— Requirements —
Give, as a bare number, the count of lines that contain the word "content".

— Provided data —

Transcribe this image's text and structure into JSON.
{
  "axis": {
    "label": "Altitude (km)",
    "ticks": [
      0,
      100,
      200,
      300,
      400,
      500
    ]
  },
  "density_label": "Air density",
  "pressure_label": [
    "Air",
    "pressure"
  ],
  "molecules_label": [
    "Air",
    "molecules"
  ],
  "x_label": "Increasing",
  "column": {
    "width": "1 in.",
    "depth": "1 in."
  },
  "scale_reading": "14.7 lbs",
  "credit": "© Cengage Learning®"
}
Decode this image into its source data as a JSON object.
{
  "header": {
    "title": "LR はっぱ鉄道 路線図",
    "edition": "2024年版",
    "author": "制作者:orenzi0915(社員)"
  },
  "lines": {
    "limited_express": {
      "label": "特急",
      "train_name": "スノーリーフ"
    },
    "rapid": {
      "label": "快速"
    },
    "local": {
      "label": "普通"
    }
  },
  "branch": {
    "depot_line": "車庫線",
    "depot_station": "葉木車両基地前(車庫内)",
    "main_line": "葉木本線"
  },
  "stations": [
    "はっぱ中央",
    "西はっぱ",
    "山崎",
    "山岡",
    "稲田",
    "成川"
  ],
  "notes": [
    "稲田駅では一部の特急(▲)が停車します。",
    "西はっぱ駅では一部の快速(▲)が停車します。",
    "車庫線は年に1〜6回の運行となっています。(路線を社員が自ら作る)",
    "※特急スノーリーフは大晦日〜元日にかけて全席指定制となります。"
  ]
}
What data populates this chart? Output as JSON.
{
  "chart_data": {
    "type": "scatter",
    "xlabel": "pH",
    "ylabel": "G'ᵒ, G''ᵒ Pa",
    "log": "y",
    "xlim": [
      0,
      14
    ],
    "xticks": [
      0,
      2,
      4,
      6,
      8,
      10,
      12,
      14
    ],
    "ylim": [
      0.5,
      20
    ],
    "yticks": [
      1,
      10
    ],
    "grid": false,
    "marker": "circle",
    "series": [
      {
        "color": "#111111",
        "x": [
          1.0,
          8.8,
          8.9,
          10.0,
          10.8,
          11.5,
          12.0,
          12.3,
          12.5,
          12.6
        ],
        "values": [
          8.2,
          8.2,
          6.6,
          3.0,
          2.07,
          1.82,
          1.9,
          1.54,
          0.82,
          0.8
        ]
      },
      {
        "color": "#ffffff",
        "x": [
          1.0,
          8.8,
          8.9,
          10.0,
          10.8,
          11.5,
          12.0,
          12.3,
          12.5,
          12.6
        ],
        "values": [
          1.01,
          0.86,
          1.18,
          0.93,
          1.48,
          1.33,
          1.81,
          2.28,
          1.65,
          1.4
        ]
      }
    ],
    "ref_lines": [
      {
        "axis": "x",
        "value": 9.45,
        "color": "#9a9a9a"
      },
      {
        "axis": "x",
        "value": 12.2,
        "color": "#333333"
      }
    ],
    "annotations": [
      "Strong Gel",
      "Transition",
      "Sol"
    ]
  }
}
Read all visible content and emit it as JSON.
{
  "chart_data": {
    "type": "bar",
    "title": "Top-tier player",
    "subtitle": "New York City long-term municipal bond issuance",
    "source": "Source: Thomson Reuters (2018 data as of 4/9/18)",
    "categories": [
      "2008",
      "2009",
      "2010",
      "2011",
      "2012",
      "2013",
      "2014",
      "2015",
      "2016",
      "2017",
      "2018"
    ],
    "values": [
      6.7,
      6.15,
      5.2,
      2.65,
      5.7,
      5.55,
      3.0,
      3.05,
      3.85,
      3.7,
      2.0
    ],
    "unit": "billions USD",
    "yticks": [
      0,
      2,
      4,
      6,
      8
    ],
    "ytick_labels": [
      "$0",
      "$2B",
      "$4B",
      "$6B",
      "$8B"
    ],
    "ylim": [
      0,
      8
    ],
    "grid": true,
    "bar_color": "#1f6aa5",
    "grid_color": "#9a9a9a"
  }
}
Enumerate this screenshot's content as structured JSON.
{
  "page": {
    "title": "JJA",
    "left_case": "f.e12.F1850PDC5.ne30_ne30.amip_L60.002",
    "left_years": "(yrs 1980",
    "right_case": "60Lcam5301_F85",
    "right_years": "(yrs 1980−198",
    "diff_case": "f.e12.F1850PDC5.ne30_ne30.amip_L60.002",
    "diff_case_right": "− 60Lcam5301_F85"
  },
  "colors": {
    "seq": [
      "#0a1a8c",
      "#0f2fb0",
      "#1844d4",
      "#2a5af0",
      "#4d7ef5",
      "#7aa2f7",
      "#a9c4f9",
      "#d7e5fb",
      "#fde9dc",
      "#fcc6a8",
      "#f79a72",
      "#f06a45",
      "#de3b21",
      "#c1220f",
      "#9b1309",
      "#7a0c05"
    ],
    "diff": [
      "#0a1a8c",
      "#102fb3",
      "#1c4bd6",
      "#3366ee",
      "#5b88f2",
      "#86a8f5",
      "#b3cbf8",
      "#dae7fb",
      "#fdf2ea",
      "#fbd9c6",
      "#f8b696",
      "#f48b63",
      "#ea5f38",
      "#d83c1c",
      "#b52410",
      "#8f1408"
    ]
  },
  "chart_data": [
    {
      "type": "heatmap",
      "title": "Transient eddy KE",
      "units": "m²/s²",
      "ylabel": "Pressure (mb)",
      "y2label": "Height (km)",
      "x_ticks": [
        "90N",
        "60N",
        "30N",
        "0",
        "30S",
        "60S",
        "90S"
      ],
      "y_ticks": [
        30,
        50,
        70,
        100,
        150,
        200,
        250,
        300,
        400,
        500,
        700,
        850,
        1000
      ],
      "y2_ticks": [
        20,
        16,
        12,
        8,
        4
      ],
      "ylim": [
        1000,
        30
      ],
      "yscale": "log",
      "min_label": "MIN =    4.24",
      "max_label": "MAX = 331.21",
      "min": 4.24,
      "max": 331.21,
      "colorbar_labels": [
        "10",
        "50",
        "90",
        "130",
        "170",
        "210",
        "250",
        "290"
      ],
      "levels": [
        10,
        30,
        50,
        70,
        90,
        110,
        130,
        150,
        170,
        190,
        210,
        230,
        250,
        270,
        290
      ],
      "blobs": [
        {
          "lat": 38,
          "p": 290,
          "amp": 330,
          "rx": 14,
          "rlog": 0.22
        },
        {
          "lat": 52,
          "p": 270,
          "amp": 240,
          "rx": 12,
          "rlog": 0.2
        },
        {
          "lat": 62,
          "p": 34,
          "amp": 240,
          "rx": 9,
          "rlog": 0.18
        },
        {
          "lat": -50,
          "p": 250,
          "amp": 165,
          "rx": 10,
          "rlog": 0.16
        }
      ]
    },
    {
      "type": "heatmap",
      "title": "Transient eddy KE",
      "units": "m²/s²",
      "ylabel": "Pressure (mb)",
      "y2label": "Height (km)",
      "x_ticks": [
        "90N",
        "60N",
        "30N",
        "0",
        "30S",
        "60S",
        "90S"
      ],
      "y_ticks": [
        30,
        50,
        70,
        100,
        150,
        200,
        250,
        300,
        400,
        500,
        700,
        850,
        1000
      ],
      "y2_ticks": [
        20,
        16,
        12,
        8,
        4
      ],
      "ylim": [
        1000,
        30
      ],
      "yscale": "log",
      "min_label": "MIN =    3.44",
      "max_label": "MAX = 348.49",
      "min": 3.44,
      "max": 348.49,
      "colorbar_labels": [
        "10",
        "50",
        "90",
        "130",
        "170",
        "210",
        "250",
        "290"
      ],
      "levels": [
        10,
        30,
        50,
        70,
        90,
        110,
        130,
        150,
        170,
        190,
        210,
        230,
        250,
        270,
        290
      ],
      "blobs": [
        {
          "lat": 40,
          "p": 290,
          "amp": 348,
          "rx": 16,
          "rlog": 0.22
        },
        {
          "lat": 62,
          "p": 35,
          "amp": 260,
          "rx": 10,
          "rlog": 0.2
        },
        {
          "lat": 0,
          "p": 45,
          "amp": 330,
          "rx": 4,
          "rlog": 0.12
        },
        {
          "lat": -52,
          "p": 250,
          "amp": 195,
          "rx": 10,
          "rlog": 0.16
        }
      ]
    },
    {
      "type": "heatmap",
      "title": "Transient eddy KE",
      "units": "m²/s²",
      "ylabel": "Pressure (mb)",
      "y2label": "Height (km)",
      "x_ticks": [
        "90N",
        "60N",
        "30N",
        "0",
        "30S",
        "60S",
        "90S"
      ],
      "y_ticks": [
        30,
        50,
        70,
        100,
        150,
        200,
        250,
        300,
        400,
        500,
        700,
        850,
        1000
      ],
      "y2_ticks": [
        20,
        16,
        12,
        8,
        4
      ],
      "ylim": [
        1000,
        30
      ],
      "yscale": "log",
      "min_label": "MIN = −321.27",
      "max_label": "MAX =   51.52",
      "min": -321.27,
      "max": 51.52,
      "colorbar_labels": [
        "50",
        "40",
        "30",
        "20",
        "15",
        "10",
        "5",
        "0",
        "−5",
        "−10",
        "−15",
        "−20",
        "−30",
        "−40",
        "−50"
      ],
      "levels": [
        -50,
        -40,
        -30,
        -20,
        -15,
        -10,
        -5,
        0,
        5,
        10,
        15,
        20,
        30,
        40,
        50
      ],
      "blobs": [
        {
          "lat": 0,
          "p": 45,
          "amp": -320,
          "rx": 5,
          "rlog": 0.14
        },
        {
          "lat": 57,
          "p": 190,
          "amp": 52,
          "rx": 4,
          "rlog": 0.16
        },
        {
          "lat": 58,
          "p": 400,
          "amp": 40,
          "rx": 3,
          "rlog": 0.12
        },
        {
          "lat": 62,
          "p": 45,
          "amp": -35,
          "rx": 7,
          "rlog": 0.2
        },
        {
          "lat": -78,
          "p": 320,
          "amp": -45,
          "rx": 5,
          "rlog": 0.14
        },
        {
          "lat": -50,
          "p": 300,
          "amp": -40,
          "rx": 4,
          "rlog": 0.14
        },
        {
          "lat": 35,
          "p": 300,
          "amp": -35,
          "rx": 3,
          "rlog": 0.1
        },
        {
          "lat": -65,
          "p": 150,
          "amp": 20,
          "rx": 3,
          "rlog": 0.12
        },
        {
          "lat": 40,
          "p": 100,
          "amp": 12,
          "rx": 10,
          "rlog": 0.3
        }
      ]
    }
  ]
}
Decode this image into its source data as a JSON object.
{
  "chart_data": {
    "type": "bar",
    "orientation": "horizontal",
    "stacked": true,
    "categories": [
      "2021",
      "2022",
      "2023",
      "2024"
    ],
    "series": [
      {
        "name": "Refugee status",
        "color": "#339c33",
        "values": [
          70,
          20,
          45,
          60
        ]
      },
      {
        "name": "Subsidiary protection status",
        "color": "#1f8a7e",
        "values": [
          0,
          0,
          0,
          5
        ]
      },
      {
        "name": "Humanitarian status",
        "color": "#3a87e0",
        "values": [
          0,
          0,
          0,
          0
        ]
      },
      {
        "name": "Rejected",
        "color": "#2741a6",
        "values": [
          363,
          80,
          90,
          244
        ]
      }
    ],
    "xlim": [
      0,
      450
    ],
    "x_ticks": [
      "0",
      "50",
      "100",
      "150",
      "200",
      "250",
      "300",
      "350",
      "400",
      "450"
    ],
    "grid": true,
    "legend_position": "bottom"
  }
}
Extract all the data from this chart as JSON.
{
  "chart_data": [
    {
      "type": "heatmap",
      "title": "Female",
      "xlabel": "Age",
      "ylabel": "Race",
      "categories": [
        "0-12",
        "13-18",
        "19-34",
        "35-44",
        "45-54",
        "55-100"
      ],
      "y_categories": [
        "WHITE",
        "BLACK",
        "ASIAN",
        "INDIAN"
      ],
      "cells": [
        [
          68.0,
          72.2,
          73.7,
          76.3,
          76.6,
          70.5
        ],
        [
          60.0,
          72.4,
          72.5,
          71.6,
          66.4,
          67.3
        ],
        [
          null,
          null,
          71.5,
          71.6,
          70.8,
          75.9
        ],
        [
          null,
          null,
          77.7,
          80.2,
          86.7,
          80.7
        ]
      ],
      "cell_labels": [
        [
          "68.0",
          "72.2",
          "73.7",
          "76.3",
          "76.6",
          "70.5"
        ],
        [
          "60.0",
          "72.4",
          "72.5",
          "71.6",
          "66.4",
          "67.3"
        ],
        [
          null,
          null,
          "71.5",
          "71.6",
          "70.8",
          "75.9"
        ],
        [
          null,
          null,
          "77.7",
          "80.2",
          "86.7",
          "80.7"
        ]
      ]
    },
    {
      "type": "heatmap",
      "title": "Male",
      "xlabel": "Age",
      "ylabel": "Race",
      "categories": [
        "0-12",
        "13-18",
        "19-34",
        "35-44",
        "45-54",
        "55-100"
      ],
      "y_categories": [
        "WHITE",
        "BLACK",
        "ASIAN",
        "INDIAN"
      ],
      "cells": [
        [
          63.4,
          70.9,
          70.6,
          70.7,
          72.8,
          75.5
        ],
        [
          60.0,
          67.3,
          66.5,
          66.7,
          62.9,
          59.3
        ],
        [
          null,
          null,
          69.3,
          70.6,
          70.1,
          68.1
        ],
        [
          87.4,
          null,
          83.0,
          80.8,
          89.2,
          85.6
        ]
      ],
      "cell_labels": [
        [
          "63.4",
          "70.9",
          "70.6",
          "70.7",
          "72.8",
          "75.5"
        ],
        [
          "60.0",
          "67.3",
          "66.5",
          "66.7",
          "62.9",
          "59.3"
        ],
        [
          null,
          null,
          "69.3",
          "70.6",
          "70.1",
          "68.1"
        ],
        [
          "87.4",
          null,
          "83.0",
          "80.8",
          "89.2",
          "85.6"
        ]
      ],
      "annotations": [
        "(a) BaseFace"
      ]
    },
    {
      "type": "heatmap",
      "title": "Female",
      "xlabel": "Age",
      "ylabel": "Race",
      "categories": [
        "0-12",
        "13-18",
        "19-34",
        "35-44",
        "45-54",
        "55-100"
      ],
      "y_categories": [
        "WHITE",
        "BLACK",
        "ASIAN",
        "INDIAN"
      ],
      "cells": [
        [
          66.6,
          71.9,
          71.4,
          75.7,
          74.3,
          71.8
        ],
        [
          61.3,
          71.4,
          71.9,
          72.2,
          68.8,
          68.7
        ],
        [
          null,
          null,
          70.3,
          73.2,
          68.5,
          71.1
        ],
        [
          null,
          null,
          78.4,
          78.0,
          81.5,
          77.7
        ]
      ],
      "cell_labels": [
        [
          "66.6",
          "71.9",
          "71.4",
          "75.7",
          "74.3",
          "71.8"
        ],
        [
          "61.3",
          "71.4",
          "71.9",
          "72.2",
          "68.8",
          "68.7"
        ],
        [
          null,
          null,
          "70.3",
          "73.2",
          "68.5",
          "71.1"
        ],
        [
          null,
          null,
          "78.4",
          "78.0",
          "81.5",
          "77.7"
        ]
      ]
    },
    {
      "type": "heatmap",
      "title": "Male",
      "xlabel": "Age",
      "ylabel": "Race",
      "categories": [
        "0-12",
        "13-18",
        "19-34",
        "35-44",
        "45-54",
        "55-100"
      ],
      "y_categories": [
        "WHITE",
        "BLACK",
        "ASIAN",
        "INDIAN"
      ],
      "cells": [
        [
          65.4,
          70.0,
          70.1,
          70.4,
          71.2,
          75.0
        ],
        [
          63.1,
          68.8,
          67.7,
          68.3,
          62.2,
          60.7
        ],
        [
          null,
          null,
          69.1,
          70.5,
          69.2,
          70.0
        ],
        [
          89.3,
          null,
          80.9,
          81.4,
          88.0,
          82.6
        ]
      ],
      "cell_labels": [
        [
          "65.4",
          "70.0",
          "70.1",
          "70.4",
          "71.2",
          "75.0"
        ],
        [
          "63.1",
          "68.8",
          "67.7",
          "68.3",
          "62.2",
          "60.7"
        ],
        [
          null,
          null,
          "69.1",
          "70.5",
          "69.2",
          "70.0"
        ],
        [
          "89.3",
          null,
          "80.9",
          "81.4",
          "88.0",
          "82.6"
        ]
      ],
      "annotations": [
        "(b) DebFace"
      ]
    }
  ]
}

— Result for this task —
2